┏━━

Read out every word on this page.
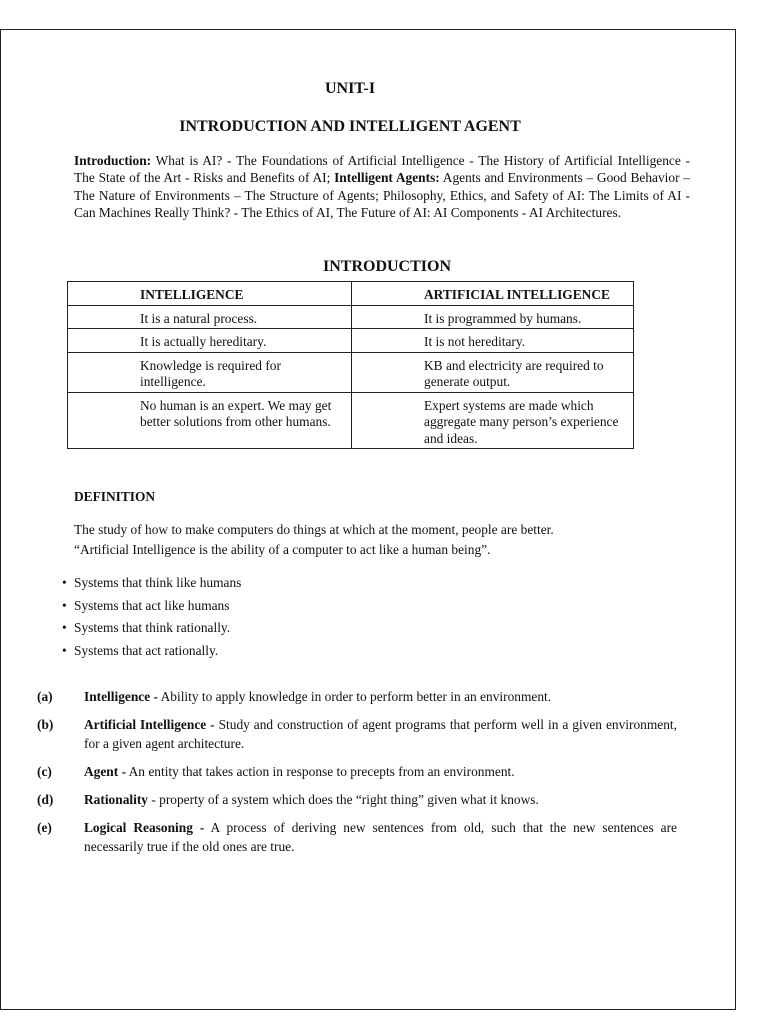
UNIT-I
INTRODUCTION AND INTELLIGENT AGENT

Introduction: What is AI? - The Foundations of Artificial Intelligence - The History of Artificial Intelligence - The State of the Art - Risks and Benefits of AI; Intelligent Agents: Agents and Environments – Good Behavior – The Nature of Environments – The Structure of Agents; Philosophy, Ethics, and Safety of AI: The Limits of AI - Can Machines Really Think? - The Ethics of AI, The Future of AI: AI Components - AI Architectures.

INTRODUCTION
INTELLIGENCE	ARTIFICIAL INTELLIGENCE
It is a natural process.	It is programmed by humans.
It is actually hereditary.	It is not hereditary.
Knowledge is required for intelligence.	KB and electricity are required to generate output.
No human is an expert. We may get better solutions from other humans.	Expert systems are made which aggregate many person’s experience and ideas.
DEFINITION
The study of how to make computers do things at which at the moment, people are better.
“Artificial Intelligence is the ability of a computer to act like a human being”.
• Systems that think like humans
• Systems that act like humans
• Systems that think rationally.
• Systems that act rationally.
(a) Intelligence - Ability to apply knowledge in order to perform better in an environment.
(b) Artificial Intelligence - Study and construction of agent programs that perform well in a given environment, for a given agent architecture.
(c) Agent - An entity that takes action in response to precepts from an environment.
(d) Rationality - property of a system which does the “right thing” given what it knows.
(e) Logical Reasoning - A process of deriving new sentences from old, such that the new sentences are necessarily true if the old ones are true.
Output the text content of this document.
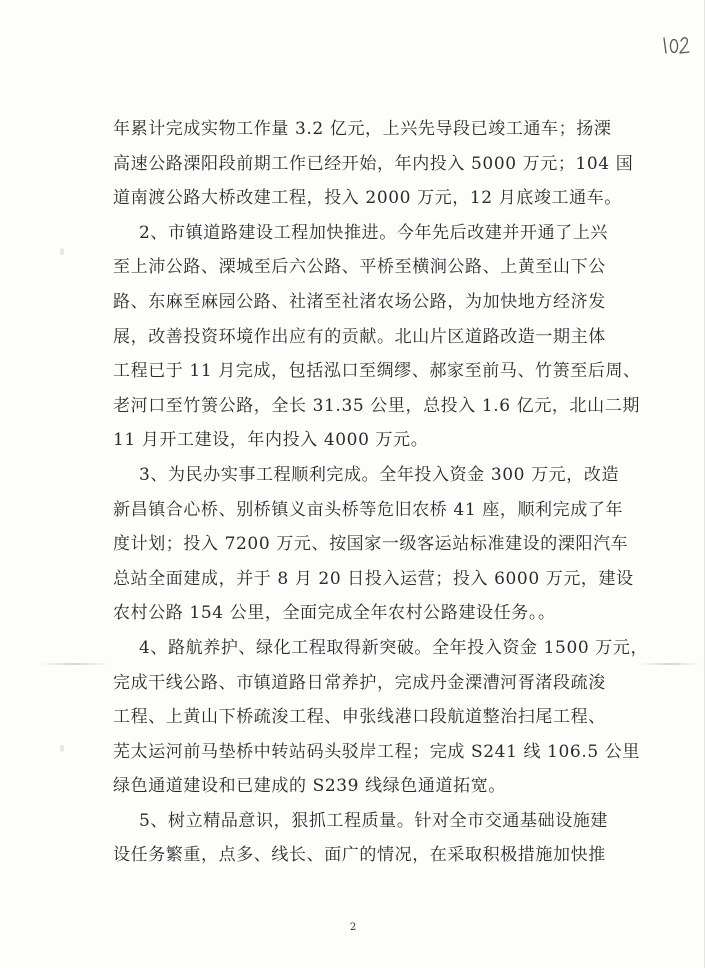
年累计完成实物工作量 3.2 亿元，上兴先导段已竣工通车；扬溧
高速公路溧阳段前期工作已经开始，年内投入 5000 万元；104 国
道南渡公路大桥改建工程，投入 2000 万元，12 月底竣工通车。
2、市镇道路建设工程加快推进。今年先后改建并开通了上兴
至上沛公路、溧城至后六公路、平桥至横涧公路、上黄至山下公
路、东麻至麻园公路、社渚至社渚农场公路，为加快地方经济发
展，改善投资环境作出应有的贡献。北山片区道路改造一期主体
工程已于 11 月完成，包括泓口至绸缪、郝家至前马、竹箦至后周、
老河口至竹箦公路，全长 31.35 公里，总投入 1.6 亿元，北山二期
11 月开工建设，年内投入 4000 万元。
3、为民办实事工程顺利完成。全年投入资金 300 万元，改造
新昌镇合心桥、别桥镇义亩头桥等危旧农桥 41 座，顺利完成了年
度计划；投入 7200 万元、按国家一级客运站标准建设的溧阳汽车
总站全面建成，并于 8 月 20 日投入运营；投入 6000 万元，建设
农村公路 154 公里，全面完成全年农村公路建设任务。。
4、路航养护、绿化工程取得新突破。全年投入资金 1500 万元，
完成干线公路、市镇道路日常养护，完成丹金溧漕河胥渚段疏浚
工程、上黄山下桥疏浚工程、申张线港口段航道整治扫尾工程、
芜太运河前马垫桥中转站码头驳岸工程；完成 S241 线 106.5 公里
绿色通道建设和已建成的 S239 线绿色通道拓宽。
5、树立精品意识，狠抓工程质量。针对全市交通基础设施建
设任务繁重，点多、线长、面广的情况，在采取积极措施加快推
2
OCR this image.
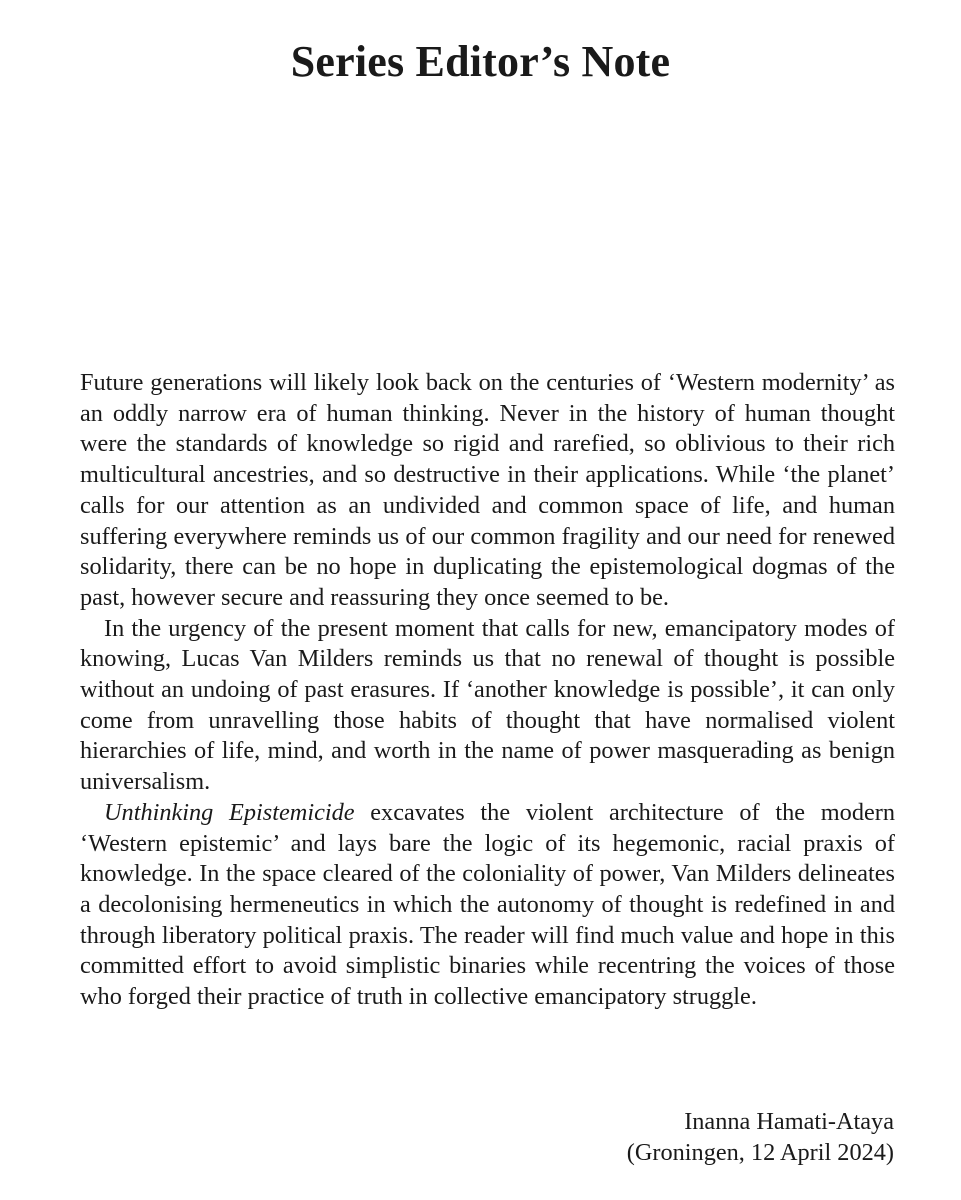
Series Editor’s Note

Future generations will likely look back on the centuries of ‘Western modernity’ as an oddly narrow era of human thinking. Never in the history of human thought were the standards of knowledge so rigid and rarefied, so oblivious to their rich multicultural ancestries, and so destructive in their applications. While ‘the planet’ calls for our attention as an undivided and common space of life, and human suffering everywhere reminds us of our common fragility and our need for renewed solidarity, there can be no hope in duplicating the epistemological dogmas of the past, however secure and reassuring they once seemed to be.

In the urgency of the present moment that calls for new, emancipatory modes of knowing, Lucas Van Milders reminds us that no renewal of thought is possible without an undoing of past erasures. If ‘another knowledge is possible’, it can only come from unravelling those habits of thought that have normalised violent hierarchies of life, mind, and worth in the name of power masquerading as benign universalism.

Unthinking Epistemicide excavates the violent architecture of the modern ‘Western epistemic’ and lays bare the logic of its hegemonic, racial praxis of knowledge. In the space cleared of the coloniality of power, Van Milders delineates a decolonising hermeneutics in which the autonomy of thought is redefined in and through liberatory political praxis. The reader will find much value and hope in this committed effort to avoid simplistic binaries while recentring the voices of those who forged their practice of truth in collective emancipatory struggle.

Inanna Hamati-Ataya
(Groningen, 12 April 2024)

┗━━

## WRITTEN TASK
Pictures don't belong in the copy. Transcribe every record exactly as it appears.

## THE SOLUTION
Read out every word on this page.
UNIT-I
INTRODUCTION AND INTELLIGENT AGENT

Introduction: What is AI? - The Foundations of Artificial Intelligence - The History of Artificial Intelligence - The State of the Art - Risks and Benefits of AI; Intelligent Agents: Agents and Environments – Good Behavior – The Nature of Environments – The Structure of Agents; Philosophy, Ethics, and Safety of AI: The Limits of AI - Can Machines Really Think? - The Ethics of AI, The Future of AI: AI Components - AI Architectures.

INTRODUCTION
INTELLIGENCE	ARTIFICIAL INTELLIGENCE
It is a natural process.	It is programmed by humans.
It is actually hereditary.	It is not hereditary.
Knowledge is required for intelligence.	KB and electricity are required to generate output.
No human is an expert. We may get better solutions from other humans.	Expert systems are made which aggregate many person’s experience and ideas.
DEFINITION
The study of how to make computers do things at which at the moment, people are better.
“Artificial Intelligence is the ability of a computer to act like a human being”.
• Systems that think like humans
• Systems that act like humans
• Systems that think rationally.
• Systems that act rationally.
(a) Intelligence - Ability to apply knowledge in order to perform better in an environment.
(b) Artificial Intelligence - Study and construction of agent programs that perform well in a given environment, for a given agent architecture.
(c) Agent - An entity that takes action in response to precepts from an environment.
(d) Rationality - property of a system which does the “right thing” given what it knows.
(e) Logical Reasoning - A process of deriving new sentences from old, such that the new sentences are necessarily true if the old ones are true.
Output the text content of this document.
年累计完成实物工作量 3.2 亿元，上兴先导段已竣工通车；扬溧
高速公路溧阳段前期工作已经开始，年内投入 5000 万元；104 国
道南渡公路大桥改建工程，投入 2000 万元，12 月底竣工通车。
2、市镇道路建设工程加快推进。今年先后改建并开通了上兴
至上沛公路、溧城至后六公路、平桥至横涧公路、上黄至山下公
路、东麻至麻园公路、社渚至社渚农场公路，为加快地方经济发
展，改善投资环境作出应有的贡献。北山片区道路改造一期主体
工程已于 11 月完成，包括泓口至绸缪、郝家至前马、竹箦至后周、
老河口至竹箦公路，全长 31.35 公里，总投入 1.6 亿元，北山二期
11 月开工建设，年内投入 4000 万元。
3、为民办实事工程顺利完成。全年投入资金 300 万元，改造
新昌镇合心桥、别桥镇义亩头桥等危旧农桥 41 座，顺利完成了年
度计划；投入 7200 万元、按国家一级客运站标准建设的溧阳汽车
总站全面建成，并于 8 月 20 日投入运营；投入 6000 万元，建设
农村公路 154 公里，全面完成全年农村公路建设任务。。
4、路航养护、绿化工程取得新突破。全年投入资金 1500 万元，
完成干线公路、市镇道路日常养护，完成丹金溧漕河胥渚段疏浚
工程、上黄山下桥疏浚工程、申张线港口段航道整治扫尾工程、
芜太运河前马垫桥中转站码头驳岸工程；完成 S241 线 106.5 公里
绿色通道建设和已建成的 S239 线绿色通道拓宽。
5、树立精品意识，狠抓工程质量。针对全市交通基础设施建
设任务繁重，点多、线长、面广的情况，在采取积极措施加快推
2
OCR this image.
Series Editor’s Note

Future generations will likely look back on the centuries of ‘Western modernity’ as an oddly narrow era of human thinking. Never in the history of human thought were the standards of knowledge so rigid and rarefied, so oblivious to their rich multicultural ancestries, and so destructive in their applications. While ‘the planet’ calls for our attention as an undivided and common space of life, and human suffering everywhere reminds us of our common fragility and our need for renewed solidarity, there can be no hope in duplicating the epistemological dogmas of the past, however secure and reassuring they once seemed to be.

In the urgency of the present moment that calls for new, emancipatory modes of knowing, Lucas Van Milders reminds us that no renewal of thought is possible without an undoing of past erasures. If ‘another knowledge is possible’, it can only come from unravelling those habits of thought that have normalised violent hierarchies of life, mind, and worth in the name of power masquerading as benign universalism.

Unthinking Epistemicide excavates the violent architecture of the modern ‘Western epistemic’ and lays bare the logic of its hegemonic, racial praxis of knowledge. In the space cleared of the coloniality of power, Van Milders delineates a decolonising hermeneutics in which the autonomy of thought is redefined in and through liberatory political praxis. The reader will find much value and hope in this committed effort to avoid simplistic binaries while recentring the voices of those who forged their practice of truth in collective emancipatory struggle.

Inanna Hamati-Ataya
(Groningen, 12 April 2024)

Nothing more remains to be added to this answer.